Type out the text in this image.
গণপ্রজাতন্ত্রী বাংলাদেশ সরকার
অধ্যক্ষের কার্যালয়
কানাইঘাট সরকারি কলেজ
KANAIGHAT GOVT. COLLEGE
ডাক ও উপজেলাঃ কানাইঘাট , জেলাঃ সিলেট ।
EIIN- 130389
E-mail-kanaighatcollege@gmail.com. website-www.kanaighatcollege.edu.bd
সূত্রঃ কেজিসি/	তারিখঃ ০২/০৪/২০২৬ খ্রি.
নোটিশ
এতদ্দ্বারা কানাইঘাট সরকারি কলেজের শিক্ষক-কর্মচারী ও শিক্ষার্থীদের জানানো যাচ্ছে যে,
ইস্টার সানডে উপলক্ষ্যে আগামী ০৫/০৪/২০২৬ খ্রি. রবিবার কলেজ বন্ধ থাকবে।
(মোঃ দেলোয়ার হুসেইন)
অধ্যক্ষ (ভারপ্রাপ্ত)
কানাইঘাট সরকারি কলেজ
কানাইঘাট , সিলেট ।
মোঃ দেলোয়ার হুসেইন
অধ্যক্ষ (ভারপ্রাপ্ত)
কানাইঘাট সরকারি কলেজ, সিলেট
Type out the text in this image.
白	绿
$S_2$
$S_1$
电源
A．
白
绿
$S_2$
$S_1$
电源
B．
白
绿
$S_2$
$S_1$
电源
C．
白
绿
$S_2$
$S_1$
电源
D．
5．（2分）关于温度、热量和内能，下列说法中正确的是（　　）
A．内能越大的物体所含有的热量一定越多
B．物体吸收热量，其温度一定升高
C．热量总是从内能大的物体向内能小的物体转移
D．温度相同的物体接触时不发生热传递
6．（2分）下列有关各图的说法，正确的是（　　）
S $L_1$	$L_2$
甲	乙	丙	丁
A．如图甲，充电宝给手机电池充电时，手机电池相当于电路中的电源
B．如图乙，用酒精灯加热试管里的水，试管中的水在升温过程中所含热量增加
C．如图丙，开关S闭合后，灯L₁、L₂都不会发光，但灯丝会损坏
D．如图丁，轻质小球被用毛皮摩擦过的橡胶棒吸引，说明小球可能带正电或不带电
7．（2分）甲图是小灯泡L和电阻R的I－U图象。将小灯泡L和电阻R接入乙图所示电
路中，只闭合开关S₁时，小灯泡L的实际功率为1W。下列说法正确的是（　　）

- [Brief]: Go through the records above and retype each one exactly.

- [Result]:
Type out the text in this image.
গণপ্রজাতন্ত্রী বাংলাদেশ সরকার
অধ্যক্ষের কার্যালয়
কানাইঘাট সরকারি কলেজ
KANAIGHAT GOVT. COLLEGE
ডাক ও উপজেলাঃ কানাইঘাট , জেলাঃ সিলেট ।
EIIN- 130389
E-mail-kanaighatcollege@gmail.com. website-www.kanaighatcollege.edu.bd
সূত্রঃ কেজিসি/	তারিখঃ ০২/০৪/২০২৬ খ্রি.
নোটিশ
এতদ্দ্বারা কানাইঘাট সরকারি কলেজের শিক্ষক-কর্মচারী ও শিক্ষার্থীদের জানানো যাচ্ছে যে,
ইস্টার সানডে উপলক্ষ্যে আগামী ০৫/০৪/২০২৬ খ্রি. রবিবার কলেজ বন্ধ থাকবে।
(মোঃ দেলোয়ার হুসেইন)
অধ্যক্ষ (ভারপ্রাপ্ত)
কানাইঘাট সরকারি কলেজ
কানাইঘাট , সিলেট ।
মোঃ দেলোয়ার হুসেইন
অধ্যক্ষ (ভারপ্রাপ্ত)
কানাইঘাট সরকারি কলেজ, সিলেট
Type out the text in this image.
白	绿
$S_2$
$S_1$
电源
A．
白
绿
$S_2$
$S_1$
电源
B．
白
绿
$S_2$
$S_1$
电源
C．
白
绿
$S_2$
$S_1$
电源
D．
5．（2分）关于温度、热量和内能，下列说法中正确的是（　　）
A．内能越大的物体所含有的热量一定越多
B．物体吸收热量，其温度一定升高
C．热量总是从内能大的物体向内能小的物体转移
D．温度相同的物体接触时不发生热传递
6．（2分）下列有关各图的说法，正确的是（　　）
S $L_1$	$L_2$
甲	乙	丙	丁
A．如图甲，充电宝给手机电池充电时，手机电池相当于电路中的电源
B．如图乙，用酒精灯加热试管里的水，试管中的水在升温过程中所含热量增加
C．如图丙，开关S闭合后，灯L₁、L₂都不会发光，但灯丝会损坏
D．如图丁，轻质小球被用毛皮摩擦过的橡胶棒吸引，说明小球可能带正电或不带电
7．（2分）甲图是小灯泡L和电阻R的I－U图象。将小灯泡L和电阻R接入乙图所示电
路中，只闭合开关S₁时，小灯泡L的实际功率为1W。下列说法正确的是（　　）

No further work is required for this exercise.